=== DATA SUPPLIED ===
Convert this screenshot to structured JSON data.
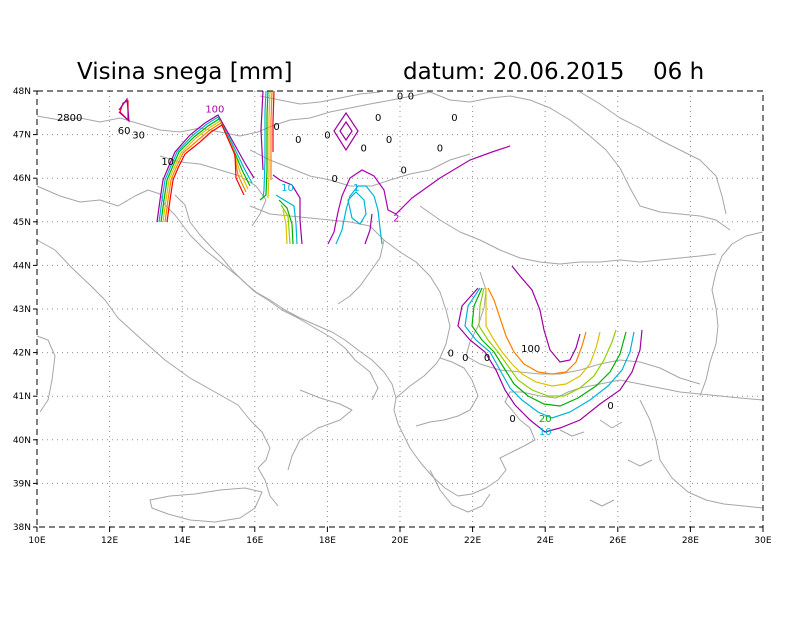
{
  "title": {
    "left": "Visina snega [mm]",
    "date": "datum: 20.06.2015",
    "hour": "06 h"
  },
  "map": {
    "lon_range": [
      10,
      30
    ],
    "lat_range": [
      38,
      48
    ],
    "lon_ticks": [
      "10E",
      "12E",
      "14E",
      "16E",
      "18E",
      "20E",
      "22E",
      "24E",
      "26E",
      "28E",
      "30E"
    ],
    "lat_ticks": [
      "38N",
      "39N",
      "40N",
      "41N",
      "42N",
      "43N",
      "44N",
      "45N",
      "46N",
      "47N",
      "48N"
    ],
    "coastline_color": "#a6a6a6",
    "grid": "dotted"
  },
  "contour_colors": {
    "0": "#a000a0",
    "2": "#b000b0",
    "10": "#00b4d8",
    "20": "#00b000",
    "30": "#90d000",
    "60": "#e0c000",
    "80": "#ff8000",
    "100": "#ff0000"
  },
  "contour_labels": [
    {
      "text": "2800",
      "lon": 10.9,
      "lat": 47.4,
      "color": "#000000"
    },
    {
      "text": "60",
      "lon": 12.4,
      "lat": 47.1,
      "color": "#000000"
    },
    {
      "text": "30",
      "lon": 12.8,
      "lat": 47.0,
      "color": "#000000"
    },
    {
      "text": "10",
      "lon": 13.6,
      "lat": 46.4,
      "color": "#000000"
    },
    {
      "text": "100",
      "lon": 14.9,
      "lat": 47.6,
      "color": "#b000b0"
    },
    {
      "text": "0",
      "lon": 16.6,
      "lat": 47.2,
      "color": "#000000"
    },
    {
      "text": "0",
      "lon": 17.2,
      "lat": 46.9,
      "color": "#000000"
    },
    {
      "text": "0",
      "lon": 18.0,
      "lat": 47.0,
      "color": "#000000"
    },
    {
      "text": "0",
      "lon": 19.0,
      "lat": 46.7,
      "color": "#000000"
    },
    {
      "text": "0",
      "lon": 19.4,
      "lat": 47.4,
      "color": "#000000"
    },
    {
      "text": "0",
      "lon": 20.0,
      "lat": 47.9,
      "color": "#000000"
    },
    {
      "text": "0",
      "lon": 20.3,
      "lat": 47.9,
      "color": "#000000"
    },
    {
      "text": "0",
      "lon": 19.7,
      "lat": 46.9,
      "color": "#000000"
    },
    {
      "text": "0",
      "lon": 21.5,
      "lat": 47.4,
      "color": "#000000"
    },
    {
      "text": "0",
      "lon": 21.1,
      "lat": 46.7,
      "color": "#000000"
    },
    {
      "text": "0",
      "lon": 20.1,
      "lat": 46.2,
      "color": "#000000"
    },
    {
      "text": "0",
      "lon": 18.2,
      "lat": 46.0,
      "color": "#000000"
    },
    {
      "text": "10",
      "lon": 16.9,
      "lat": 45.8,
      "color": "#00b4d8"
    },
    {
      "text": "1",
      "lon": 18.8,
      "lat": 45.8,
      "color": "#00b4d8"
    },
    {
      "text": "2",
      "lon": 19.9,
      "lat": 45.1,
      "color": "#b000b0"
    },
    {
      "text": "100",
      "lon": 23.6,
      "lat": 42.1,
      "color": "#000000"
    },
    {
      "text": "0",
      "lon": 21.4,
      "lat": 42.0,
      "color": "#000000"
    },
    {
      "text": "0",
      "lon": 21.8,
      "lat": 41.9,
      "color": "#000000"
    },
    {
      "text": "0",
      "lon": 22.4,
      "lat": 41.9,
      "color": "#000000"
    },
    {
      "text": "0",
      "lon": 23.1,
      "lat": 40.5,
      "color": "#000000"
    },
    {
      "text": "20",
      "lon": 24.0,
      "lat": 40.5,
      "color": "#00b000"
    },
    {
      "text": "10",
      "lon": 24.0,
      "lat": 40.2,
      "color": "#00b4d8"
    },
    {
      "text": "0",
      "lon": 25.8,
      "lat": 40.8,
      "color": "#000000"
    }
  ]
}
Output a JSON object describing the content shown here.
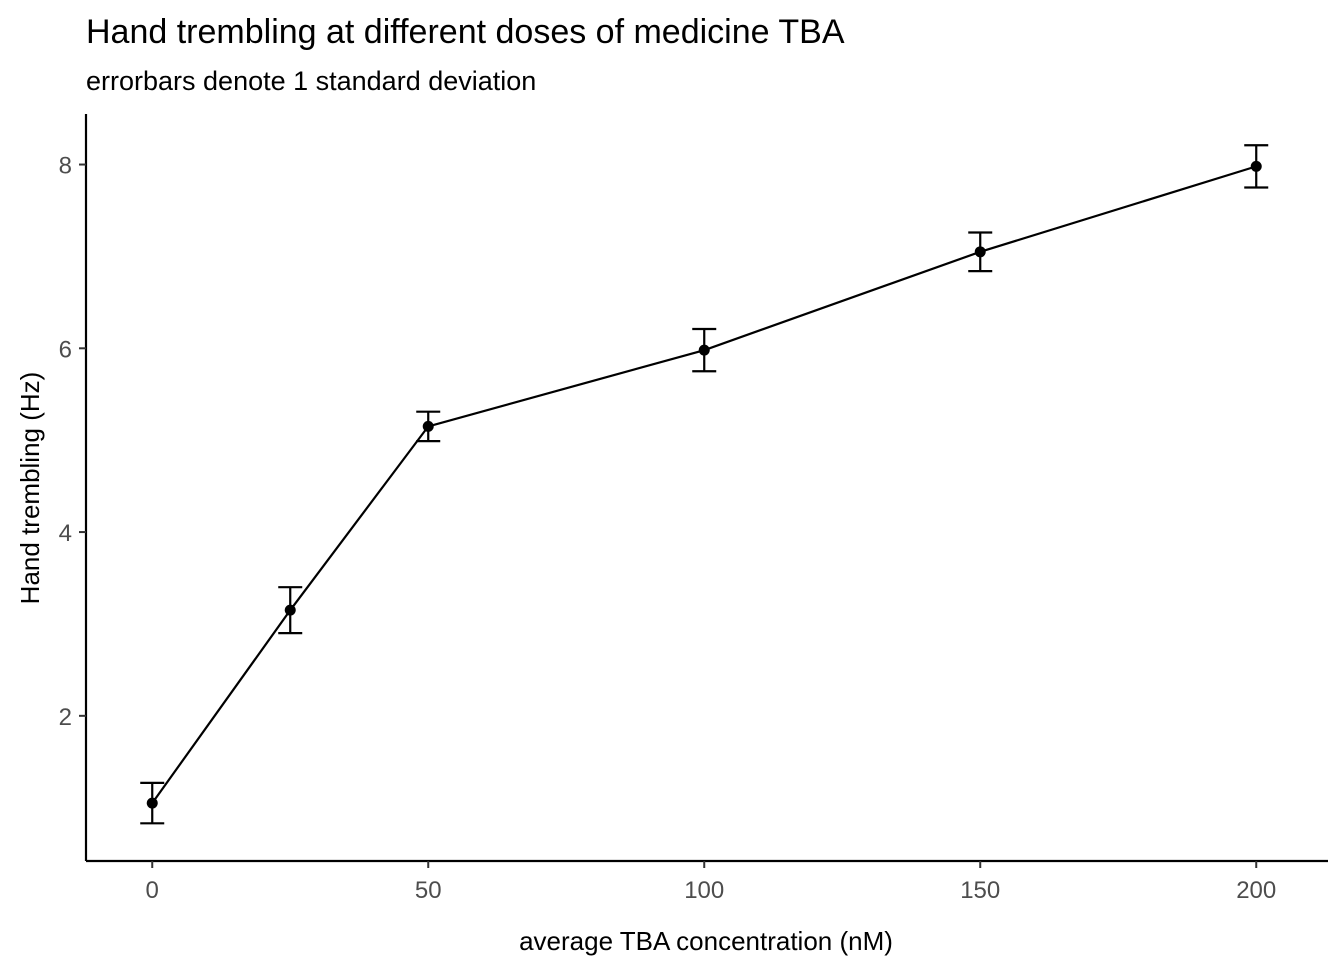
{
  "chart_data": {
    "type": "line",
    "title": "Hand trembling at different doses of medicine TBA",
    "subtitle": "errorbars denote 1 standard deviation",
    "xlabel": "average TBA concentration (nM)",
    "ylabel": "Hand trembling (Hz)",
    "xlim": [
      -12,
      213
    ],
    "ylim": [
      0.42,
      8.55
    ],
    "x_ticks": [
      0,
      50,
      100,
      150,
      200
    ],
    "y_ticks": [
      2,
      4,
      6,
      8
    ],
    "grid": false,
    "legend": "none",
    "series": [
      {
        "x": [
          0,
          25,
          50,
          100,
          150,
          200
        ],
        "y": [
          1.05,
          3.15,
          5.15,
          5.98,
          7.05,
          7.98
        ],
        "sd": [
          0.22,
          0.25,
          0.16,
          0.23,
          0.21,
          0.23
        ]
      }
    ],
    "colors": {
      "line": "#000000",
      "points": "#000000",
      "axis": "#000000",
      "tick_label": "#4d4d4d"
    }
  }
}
===
● **WORK TO COMPLETE**: Reproduce every record word for word. The copy must contain no pictures.

● **SOLUTION TO THIS EXERCISE**:
Convert this screenshot to structured JSON data.
{
  "title": {
    "left": "Visina snega [mm]",
    "date": "datum: 20.06.2015",
    "hour": "06 h"
  },
  "map": {
    "lon_range": [
      10,
      30
    ],
    "lat_range": [
      38,
      48
    ],
    "lon_ticks": [
      "10E",
      "12E",
      "14E",
      "16E",
      "18E",
      "20E",
      "22E",
      "24E",
      "26E",
      "28E",
      "30E"
    ],
    "lat_ticks": [
      "38N",
      "39N",
      "40N",
      "41N",
      "42N",
      "43N",
      "44N",
      "45N",
      "46N",
      "47N",
      "48N"
    ],
    "coastline_color": "#a6a6a6",
    "grid": "dotted"
  },
  "contour_colors": {
    "0": "#a000a0",
    "2": "#b000b0",
    "10": "#00b4d8",
    "20": "#00b000",
    "30": "#90d000",
    "60": "#e0c000",
    "80": "#ff8000",
    "100": "#ff0000"
  },
  "contour_labels": [
    {
      "text": "2800",
      "lon": 10.9,
      "lat": 47.4,
      "color": "#000000"
    },
    {
      "text": "60",
      "lon": 12.4,
      "lat": 47.1,
      "color": "#000000"
    },
    {
      "text": "30",
      "lon": 12.8,
      "lat": 47.0,
      "color": "#000000"
    },
    {
      "text": "10",
      "lon": 13.6,
      "lat": 46.4,
      "color": "#000000"
    },
    {
      "text": "100",
      "lon": 14.9,
      "lat": 47.6,
      "color": "#b000b0"
    },
    {
      "text": "0",
      "lon": 16.6,
      "lat": 47.2,
      "color": "#000000"
    },
    {
      "text": "0",
      "lon": 17.2,
      "lat": 46.9,
      "color": "#000000"
    },
    {
      "text": "0",
      "lon": 18.0,
      "lat": 47.0,
      "color": "#000000"
    },
    {
      "text": "0",
      "lon": 19.0,
      "lat": 46.7,
      "color": "#000000"
    },
    {
      "text": "0",
      "lon": 19.4,
      "lat": 47.4,
      "color": "#000000"
    },
    {
      "text": "0",
      "lon": 20.0,
      "lat": 47.9,
      "color": "#000000"
    },
    {
      "text": "0",
      "lon": 20.3,
      "lat": 47.9,
      "color": "#000000"
    },
    {
      "text": "0",
      "lon": 19.7,
      "lat": 46.9,
      "color": "#000000"
    },
    {
      "text": "0",
      "lon": 21.5,
      "lat": 47.4,
      "color": "#000000"
    },
    {
      "text": "0",
      "lon": 21.1,
      "lat": 46.7,
      "color": "#000000"
    },
    {
      "text": "0",
      "lon": 20.1,
      "lat": 46.2,
      "color": "#000000"
    },
    {
      "text": "0",
      "lon": 18.2,
      "lat": 46.0,
      "color": "#000000"
    },
    {
      "text": "10",
      "lon": 16.9,
      "lat": 45.8,
      "color": "#00b4d8"
    },
    {
      "text": "1",
      "lon": 18.8,
      "lat": 45.8,
      "color": "#00b4d8"
    },
    {
      "text": "2",
      "lon": 19.9,
      "lat": 45.1,
      "color": "#b000b0"
    },
    {
      "text": "100",
      "lon": 23.6,
      "lat": 42.1,
      "color": "#000000"
    },
    {
      "text": "0",
      "lon": 21.4,
      "lat": 42.0,
      "color": "#000000"
    },
    {
      "text": "0",
      "lon": 21.8,
      "lat": 41.9,
      "color": "#000000"
    },
    {
      "text": "0",
      "lon": 22.4,
      "lat": 41.9,
      "color": "#000000"
    },
    {
      "text": "0",
      "lon": 23.1,
      "lat": 40.5,
      "color": "#000000"
    },
    {
      "text": "20",
      "lon": 24.0,
      "lat": 40.5,
      "color": "#00b000"
    },
    {
      "text": "10",
      "lon": 24.0,
      "lat": 40.2,
      "color": "#00b4d8"
    },
    {
      "text": "0",
      "lon": 25.8,
      "lat": 40.8,
      "color": "#000000"
    }
  ]
}
Output a JSON object describing the content shown here.
{
  "chart_data": {
    "type": "line",
    "title": "Hand trembling at different doses of medicine TBA",
    "subtitle": "errorbars denote 1 standard deviation",
    "xlabel": "average TBA concentration (nM)",
    "ylabel": "Hand trembling (Hz)",
    "xlim": [
      -12,
      213
    ],
    "ylim": [
      0.42,
      8.55
    ],
    "x_ticks": [
      0,
      50,
      100,
      150,
      200
    ],
    "y_ticks": [
      2,
      4,
      6,
      8
    ],
    "grid": false,
    "legend": "none",
    "series": [
      {
        "x": [
          0,
          25,
          50,
          100,
          150,
          200
        ],
        "y": [
          1.05,
          3.15,
          5.15,
          5.98,
          7.05,
          7.98
        ],
        "sd": [
          0.22,
          0.25,
          0.16,
          0.23,
          0.21,
          0.23
        ]
      }
    ],
    "colors": {
      "line": "#000000",
      "points": "#000000",
      "axis": "#000000",
      "tick_label": "#4d4d4d"
    }
  }
}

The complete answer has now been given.